[Records of document pages and text]
:::::

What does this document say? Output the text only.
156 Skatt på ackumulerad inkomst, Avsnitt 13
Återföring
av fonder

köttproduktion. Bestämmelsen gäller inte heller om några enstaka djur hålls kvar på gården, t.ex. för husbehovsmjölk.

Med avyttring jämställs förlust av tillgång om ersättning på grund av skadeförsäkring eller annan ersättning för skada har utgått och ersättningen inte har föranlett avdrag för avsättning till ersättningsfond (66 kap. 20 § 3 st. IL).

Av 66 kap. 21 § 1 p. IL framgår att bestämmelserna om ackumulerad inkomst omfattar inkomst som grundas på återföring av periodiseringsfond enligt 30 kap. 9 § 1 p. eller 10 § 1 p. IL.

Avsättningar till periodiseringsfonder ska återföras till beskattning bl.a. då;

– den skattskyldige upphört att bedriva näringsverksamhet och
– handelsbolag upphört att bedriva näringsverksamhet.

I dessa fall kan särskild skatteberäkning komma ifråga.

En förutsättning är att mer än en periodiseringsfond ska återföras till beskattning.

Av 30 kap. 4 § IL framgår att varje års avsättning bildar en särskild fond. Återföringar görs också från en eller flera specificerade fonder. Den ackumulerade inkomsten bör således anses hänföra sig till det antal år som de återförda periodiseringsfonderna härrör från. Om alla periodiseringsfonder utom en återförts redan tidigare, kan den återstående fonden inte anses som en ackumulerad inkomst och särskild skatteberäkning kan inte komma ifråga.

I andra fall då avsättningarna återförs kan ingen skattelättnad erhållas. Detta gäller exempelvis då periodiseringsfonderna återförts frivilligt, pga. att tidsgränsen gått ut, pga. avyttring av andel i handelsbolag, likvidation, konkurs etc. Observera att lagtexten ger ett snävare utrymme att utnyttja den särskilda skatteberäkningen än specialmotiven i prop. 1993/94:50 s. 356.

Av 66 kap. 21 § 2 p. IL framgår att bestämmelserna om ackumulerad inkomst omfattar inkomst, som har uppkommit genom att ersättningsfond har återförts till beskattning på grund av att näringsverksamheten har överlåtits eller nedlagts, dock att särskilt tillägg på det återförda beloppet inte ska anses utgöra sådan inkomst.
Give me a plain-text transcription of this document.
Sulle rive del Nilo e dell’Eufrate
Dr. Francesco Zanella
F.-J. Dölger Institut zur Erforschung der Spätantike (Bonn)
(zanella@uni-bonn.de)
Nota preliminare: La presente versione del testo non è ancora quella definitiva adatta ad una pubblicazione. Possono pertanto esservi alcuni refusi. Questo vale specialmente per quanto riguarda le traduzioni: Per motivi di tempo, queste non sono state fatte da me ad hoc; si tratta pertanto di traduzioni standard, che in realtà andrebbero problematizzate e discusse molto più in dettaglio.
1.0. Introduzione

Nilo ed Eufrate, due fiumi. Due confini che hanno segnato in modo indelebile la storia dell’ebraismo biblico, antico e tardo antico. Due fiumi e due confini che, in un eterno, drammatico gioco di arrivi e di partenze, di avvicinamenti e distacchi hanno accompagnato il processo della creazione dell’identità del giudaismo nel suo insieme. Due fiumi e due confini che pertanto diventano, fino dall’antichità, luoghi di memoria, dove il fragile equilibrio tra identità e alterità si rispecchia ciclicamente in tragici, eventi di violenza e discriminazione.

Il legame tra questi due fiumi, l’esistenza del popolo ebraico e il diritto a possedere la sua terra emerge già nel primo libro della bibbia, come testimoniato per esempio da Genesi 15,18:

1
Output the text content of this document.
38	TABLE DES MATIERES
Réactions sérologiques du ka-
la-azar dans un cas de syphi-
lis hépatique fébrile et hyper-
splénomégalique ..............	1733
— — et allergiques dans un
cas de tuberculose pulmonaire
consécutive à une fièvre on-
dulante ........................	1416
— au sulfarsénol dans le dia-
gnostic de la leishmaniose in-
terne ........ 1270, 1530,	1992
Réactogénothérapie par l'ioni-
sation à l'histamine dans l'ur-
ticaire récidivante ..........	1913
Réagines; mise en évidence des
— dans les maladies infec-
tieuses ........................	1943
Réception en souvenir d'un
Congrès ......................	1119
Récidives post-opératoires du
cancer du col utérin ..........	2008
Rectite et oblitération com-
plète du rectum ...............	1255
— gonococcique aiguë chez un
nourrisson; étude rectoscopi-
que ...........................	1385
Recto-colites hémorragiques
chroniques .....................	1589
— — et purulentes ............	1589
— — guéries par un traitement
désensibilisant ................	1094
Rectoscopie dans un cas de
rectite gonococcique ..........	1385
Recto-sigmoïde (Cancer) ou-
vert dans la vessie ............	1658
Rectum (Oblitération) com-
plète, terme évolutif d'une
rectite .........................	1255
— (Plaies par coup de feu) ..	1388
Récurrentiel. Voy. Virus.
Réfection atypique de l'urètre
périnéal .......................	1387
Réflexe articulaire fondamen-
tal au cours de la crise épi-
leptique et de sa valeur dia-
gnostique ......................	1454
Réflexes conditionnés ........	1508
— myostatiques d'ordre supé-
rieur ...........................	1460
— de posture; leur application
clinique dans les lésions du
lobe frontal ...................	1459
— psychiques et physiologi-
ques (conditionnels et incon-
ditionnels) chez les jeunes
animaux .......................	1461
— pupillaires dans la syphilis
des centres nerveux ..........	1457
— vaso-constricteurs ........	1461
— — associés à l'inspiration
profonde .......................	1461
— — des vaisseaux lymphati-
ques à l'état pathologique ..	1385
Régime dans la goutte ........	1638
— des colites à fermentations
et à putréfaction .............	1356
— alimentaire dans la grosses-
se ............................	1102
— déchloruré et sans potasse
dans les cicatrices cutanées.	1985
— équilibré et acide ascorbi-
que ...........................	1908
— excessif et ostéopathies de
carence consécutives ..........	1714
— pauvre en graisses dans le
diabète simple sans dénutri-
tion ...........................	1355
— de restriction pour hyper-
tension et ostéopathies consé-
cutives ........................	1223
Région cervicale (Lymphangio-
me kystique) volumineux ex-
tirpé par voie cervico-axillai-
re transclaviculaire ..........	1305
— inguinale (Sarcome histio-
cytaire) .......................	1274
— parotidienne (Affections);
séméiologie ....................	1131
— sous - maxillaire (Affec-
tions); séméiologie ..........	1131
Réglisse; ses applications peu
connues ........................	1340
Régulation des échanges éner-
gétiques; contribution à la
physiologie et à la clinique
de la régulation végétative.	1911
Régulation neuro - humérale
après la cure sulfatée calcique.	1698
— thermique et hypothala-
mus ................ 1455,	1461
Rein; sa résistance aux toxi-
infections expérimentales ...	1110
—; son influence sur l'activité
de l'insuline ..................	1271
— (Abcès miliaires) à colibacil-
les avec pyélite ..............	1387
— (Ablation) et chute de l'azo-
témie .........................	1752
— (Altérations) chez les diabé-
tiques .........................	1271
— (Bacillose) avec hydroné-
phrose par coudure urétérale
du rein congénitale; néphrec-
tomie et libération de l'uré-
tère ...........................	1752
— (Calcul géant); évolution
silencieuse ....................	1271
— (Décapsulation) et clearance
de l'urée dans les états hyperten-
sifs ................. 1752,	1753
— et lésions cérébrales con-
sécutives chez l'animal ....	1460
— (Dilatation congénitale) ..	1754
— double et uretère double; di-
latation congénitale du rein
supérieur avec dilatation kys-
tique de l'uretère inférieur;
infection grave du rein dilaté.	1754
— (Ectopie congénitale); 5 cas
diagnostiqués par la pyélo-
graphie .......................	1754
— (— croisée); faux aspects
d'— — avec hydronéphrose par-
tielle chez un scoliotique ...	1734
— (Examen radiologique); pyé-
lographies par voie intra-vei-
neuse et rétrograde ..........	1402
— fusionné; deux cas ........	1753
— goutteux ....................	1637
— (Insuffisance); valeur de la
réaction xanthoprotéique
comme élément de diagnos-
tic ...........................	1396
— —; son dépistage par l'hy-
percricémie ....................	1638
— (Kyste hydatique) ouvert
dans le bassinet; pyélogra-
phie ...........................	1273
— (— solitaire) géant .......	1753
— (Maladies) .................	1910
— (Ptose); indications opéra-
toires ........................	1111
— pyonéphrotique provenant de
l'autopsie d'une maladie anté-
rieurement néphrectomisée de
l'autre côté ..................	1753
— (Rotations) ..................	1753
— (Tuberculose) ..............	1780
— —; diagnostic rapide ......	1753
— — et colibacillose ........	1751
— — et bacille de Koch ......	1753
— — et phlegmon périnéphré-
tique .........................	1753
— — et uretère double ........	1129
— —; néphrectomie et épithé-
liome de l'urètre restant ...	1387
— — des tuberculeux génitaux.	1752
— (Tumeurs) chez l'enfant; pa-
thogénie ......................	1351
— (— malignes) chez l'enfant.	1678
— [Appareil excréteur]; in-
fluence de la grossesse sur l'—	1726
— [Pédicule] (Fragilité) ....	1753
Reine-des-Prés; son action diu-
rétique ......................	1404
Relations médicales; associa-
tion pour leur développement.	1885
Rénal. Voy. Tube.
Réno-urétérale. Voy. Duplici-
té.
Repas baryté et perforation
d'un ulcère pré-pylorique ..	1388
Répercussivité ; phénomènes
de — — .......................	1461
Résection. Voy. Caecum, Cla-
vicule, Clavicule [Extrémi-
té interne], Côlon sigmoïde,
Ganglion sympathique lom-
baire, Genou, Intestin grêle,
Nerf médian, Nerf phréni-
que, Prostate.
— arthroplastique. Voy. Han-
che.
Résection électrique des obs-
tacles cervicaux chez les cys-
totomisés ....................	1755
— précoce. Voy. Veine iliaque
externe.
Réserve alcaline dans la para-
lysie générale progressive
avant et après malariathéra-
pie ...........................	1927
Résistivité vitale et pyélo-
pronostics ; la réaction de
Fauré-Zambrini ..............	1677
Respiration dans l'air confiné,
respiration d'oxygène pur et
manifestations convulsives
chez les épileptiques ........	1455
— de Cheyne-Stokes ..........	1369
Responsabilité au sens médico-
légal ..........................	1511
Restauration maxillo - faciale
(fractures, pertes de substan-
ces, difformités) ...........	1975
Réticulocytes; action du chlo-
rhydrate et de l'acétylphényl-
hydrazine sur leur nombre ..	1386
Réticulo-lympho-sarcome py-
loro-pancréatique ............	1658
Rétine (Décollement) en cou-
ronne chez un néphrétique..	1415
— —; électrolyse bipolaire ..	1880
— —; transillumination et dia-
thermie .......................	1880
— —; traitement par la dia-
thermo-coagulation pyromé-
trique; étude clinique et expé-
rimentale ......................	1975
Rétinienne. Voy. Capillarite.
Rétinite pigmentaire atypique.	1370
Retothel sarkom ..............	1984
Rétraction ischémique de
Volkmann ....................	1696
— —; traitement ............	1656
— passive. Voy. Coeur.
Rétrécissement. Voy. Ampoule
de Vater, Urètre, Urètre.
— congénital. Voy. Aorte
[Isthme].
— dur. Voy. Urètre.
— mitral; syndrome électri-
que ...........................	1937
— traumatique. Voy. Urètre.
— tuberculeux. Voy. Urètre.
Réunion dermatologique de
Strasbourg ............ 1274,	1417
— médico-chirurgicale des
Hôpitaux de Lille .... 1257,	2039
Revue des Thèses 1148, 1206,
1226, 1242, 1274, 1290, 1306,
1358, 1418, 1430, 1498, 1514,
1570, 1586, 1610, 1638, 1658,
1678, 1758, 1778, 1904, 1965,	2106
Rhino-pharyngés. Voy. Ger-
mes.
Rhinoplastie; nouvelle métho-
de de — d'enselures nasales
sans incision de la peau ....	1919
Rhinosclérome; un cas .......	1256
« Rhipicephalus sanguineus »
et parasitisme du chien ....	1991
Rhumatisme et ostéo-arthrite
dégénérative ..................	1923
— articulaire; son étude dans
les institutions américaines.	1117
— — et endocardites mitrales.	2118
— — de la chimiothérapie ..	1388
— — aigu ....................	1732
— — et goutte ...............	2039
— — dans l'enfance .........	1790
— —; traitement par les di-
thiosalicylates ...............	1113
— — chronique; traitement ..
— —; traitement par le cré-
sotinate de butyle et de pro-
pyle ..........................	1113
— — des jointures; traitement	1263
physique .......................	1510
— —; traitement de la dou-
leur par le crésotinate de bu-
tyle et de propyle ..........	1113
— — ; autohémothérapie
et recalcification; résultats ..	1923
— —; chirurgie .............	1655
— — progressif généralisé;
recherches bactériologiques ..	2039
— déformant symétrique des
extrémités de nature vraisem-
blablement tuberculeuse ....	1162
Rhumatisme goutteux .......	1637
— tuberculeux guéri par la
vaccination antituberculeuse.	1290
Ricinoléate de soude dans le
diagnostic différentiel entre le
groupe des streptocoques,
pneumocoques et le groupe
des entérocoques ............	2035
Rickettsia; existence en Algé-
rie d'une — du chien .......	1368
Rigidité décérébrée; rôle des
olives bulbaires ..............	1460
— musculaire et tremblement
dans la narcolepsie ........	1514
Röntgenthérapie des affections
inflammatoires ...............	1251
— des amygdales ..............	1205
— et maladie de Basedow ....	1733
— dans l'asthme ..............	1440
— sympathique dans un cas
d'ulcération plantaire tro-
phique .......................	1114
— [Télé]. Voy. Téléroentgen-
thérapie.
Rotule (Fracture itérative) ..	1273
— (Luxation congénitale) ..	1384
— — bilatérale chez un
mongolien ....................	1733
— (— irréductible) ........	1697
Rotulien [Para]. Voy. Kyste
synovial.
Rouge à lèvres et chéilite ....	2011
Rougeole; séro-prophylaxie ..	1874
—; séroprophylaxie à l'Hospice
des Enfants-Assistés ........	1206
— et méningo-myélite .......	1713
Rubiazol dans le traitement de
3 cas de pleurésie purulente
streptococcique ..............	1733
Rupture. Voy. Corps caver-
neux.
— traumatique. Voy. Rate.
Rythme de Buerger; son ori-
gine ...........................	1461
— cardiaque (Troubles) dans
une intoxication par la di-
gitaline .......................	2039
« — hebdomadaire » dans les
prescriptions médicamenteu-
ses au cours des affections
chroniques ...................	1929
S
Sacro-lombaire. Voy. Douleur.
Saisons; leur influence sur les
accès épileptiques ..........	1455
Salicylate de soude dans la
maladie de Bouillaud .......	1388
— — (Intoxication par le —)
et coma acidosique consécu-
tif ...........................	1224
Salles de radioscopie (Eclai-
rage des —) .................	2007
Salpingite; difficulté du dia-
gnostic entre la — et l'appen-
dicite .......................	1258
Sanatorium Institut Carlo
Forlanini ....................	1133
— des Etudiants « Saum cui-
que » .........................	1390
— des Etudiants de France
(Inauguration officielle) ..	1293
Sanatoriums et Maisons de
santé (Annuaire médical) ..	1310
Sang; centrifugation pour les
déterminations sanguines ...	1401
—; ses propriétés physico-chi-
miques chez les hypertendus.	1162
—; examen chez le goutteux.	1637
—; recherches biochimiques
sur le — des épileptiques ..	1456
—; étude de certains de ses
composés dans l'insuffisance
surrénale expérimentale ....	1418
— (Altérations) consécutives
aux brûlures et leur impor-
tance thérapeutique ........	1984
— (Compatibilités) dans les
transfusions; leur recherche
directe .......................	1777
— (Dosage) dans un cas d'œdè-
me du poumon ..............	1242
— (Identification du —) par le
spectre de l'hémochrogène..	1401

:::::

Problem statement -
Lines above that include the string "valeur" need to be copied.

Your response -
leptique et de sa valeur dia-
— (Insuffisance); valeur de la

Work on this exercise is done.